**Polecenia**
[1] Przepisz dokładnie wpisy od linii z „Output each element” aż do linii z „list-item[interactable]: EG Bodenspots” włącznie.
[2] Dopisz dalszy ciąg tekstu o dziwności języka polskiego, zaczynając zaraz po jego ostatnim zdaniu.

**Fragment strony**
* * * * * * *
Od razu na wstępie zgadzam się z Czesławem Niemenem, który w roku 1967 bystrze zauważył, że dziwny jest ten świat. Świat ludzkich spraw. A że język niewątpliwie jest sprawą ludzką, to może i on dziwny. Gdyby więc Niemen nie tylko śpiewał, ale także pomyślał, może szło by to inaczej – dziwny jest ten język. Ma się rozumieć, że język polski, choć to samo można powiedzieć pewnie o każdym innym, ale to już inna sprawa. Na pociechę zostaje, że jednak „ludzi dobrej woli jest więcej”. To znaczy, takich gości, których chętnie ugościmy u siebie o każdej porze dnia i nocy, jako że dobrej woli jest więcej.
W utworze Niemena świat dziwny jest szkaradny i nikczemny, ale mógłby też autor zauważyć, że dziwność potrafi być piękna. Bo różna jest od nudnej zwykłości i bardziej niż zwyczajność ciekawa. Bo dziwna. A co dopiero dziwny język, przekabacony nadmiarem reguł i od tych reguł nadmiarem wyjątków, zrozumiałych bardziej lub mniej, ale pięknych. Nie mówię już o tym, że na ulicy, w tramwaju, sklepie, mediach, gdziekolwiek, odczuwam wszechobecność jakiegoś obcego języka, który może nawet ma coś z polskim wspólnego. Ale co? Bóg wie. Czasem w tej innowacyjności piękny, choć czasem też i niepiękny. Na progach epoki i zakrętach czasu języki pokrywają się nowotworami takimi, że szczęka opada. A na swoich wyżynach lub nizinach objawiają mało znane, lub zgoła nieznane skarby frazeologii. Piękne lub nie, de gustibus…
Ach, ten język polski, bez którego nie mogę się obejść, na co dzień i od święta. Co on ze mną wyprawia? Co z nim wyprawiają? Wprost nie mieści się w głowie. Moje nim zdumienie drepcze wprost za słowami Mariana Pankowskiego, bo właśnie otrzymałem w darze jego „Z Nocy i Mowy. Wybór opowieści”, co dopiero (to znaczy w roku 2023) wydany przez Wydawnictwo Ossolineum. Wyboru dokonał Paweł Szroniak i chwała mu za to. Pankowski niewątpliwie pisze po polsku, jeśli pominąć te jego dość częste wtręty francuskiego, nigdy zresztą nie tłumaczone. Nie szkodzi. Niechby spróbował ktoś powiedzieć, że nie jest to polski pisarz nad pisarze. Powtarzam – Pankowski – i od razu ponosi mnie chętka, by na chybcika ułożyć prywatny ranking wspaniałych pisarzy polskich, przewracających język na nice. I tak by on chyba wyglądał: Bruno Schulz, Stanisław Vincenz, Marian Pankowski, Teodor Parnicki i tak dalej. Może dodałbym jeszcze Gombrowicza, gdyby nie to, że jego język ciężki jak ołów. Podczas gdy u Pankowskiego – jak piórko. Ale to tylko dygresja, od której wracam czym prędzej do rzeczy.
* * * * * * *
**Dane do ćwiczeń**
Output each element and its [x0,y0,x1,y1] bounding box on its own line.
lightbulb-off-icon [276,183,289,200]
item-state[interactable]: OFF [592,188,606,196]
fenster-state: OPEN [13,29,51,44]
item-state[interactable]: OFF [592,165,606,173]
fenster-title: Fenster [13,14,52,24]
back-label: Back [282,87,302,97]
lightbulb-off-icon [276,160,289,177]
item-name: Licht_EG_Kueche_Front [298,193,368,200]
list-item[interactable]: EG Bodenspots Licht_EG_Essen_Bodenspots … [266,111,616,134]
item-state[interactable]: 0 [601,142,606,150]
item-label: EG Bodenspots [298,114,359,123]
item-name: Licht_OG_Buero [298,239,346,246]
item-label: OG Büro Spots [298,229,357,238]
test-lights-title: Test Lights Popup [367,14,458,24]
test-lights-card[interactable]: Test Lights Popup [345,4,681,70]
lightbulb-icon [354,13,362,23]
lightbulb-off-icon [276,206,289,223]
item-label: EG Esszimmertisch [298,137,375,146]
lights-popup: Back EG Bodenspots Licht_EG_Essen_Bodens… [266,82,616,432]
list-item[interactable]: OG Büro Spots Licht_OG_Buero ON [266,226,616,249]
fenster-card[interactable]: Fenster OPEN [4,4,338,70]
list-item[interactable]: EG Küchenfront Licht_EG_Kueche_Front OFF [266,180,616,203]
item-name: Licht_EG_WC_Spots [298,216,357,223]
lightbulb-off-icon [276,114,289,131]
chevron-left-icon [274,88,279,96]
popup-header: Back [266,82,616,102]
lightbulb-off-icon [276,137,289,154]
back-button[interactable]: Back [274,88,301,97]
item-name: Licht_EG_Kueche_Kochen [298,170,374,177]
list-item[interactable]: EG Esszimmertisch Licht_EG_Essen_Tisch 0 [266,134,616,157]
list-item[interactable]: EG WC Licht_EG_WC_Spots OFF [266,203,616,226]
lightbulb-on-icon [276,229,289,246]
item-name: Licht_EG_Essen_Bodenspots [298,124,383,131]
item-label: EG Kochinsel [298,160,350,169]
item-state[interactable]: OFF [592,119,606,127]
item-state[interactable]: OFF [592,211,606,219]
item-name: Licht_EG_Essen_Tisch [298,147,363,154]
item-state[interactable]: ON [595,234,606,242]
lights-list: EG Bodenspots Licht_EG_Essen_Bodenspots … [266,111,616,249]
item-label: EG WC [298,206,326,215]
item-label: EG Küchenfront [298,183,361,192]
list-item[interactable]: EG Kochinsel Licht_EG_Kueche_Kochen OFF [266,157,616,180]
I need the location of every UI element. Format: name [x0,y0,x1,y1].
* * * * * * *
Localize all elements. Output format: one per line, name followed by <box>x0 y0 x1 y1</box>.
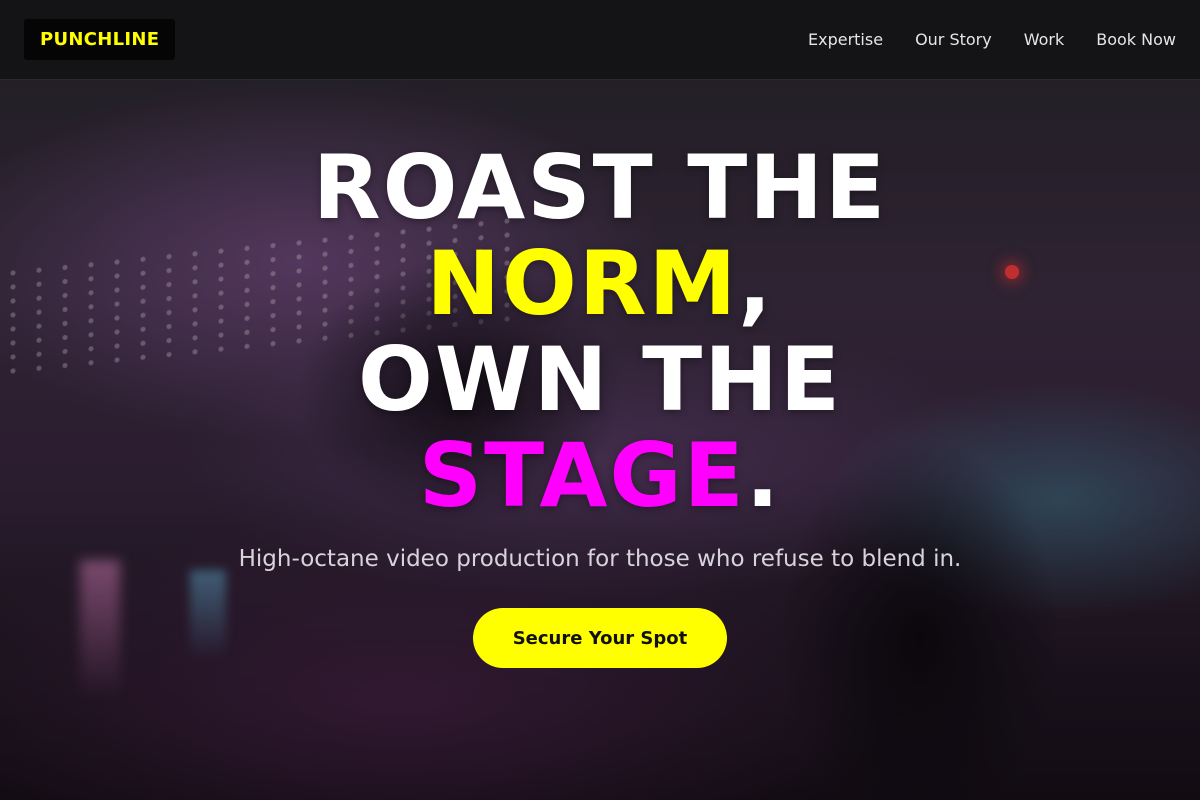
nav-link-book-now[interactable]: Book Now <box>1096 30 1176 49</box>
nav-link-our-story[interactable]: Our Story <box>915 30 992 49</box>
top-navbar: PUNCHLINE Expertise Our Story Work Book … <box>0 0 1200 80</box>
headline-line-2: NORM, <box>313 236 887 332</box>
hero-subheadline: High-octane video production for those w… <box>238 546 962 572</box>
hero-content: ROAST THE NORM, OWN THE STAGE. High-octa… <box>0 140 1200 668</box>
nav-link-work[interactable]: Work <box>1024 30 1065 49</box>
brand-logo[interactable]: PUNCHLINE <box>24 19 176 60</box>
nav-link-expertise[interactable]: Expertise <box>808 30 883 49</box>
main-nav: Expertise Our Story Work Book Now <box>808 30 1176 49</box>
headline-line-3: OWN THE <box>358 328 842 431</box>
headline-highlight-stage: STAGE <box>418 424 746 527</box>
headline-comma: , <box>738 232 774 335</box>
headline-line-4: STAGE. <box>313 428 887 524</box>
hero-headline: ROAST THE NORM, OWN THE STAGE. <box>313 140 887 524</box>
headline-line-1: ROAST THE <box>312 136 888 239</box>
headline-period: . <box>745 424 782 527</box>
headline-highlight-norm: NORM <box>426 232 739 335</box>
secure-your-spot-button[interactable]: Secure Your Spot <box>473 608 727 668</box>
* * * * * * *
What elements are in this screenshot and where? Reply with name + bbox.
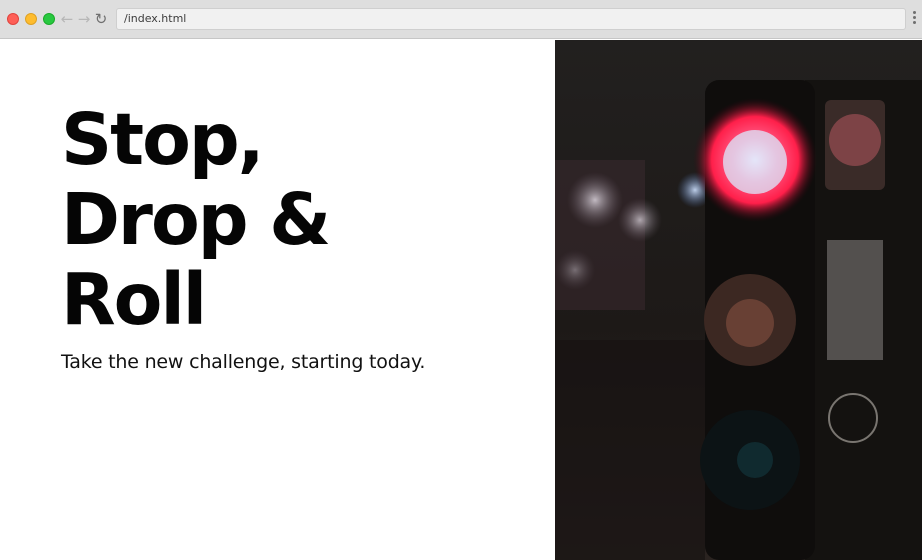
* * * * * * *
**Wyniki zadań**
[1]
Output each element and its [x0,y0,x1,y1] bounding box on its own line.
lightbulb-off-icon [276,183,289,200]
item-state[interactable]: OFF [592,188,606,196]
fenster-state: OPEN [13,29,51,44]
item-state[interactable]: OFF [592,165,606,173]
fenster-title: Fenster [13,14,52,24]
back-label: Back [282,87,302,97]
lightbulb-off-icon [276,160,289,177]
item-name: Licht_EG_Kueche_Front [298,193,368,200]
list-item[interactable]: EG Bodenspots Licht_EG_Essen_Bodenspots … [266,111,616,134]

[2]
Znakomity pisarz Pankowski pisze po polsku z werwą taką, że wprost nie da się zliczyć, ile tych polskich języków u niego występuje. Ile w nim gramatyk i ortografii! To mi dopiero sztuka nie lada, używać polszczyzny we wszystkich jej kilkudziesięciu odmianach. Z czymś takim może tylko Leśmian mógłby konkurować, choć pewnie Pankowskiemu by nie dorównał. No, ale poezja z prozą stawać w szranki nie może, bo przecież to różne planety. Więc przyznaję im pojednawcze ex aequo. Wielki Leśmian i takoż wielki Pankowski. Wypada w tym miejscu przypomnieć, że doktorat Pankowskiego, obroniony na Université Libre de Bruxelles w roku 1962 wziął sobie za przedmiot Leśmiana właśnie. Żałować należy, że zacni Belgowie zielonego pojęcia nie mają o klejnotach zawartych w poezji Świętego Bolesława. Bo są nieprzetłumaczalne. Lecz mniejsza tu o poezję, która może – taki jej przywilej – gwizdać na prawa i prawidła, podczas gdy u Pankowskiego – proza. Tak mi się napisało – proza – czy jednak aby na pewno? I zaraz następne pytania o przetłumaczalność polskiego języka, w którym Pankowski zamieszkał po uszy.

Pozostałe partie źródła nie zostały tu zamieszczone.